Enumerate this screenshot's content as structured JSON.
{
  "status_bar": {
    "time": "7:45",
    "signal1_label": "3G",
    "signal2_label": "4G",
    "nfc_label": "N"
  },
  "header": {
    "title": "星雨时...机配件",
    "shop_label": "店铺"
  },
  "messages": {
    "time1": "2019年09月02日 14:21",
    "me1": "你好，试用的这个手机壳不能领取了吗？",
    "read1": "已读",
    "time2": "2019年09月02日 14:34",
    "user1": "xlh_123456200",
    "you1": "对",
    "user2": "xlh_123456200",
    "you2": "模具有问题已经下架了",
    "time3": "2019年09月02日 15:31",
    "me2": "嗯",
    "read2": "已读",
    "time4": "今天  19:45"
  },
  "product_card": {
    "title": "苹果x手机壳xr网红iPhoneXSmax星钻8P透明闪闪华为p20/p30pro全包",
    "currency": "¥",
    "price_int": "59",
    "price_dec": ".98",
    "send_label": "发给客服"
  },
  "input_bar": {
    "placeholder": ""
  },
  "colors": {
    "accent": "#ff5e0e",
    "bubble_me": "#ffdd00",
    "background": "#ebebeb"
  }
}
------------------------------------------------------------
→ **What to work on**
Produce a verbatim transcription of the entries above.

→ **Response to the task**
Enumerate this screenshot's content as structured JSON.
{
  "status_bar": {
    "time": "7:45",
    "signal1_label": "3G",
    "signal2_label": "4G",
    "nfc_label": "N"
  },
  "header": {
    "title": "星雨时...机配件",
    "shop_label": "店铺"
  },
  "messages": {
    "time1": "2019年09月02日 14:21",
    "me1": "你好，试用的这个手机壳不能领取了吗？",
    "read1": "已读",
    "time2": "2019年09月02日 14:34",
    "user1": "xlh_123456200",
    "you1": "对",
    "user2": "xlh_123456200",
    "you2": "模具有问题已经下架了",
    "time3": "2019年09月02日 15:31",
    "me2": "嗯",
    "read2": "已读",
    "time4": "今天  19:45"
  },
  "product_card": {
    "title": "苹果x手机壳xr网红iPhoneXSmax星钻8P透明闪闪华为p20/p30pro全包",
    "currency": "¥",
    "price_int": "59",
    "price_dec": ".98",
    "send_label": "发给客服"
  },
  "input_bar": {
    "placeholder": ""
  },
  "colors": {
    "accent": "#ff5e0e",
    "bubble_me": "#ffdd00",
    "background": "#ebebeb"
  }
}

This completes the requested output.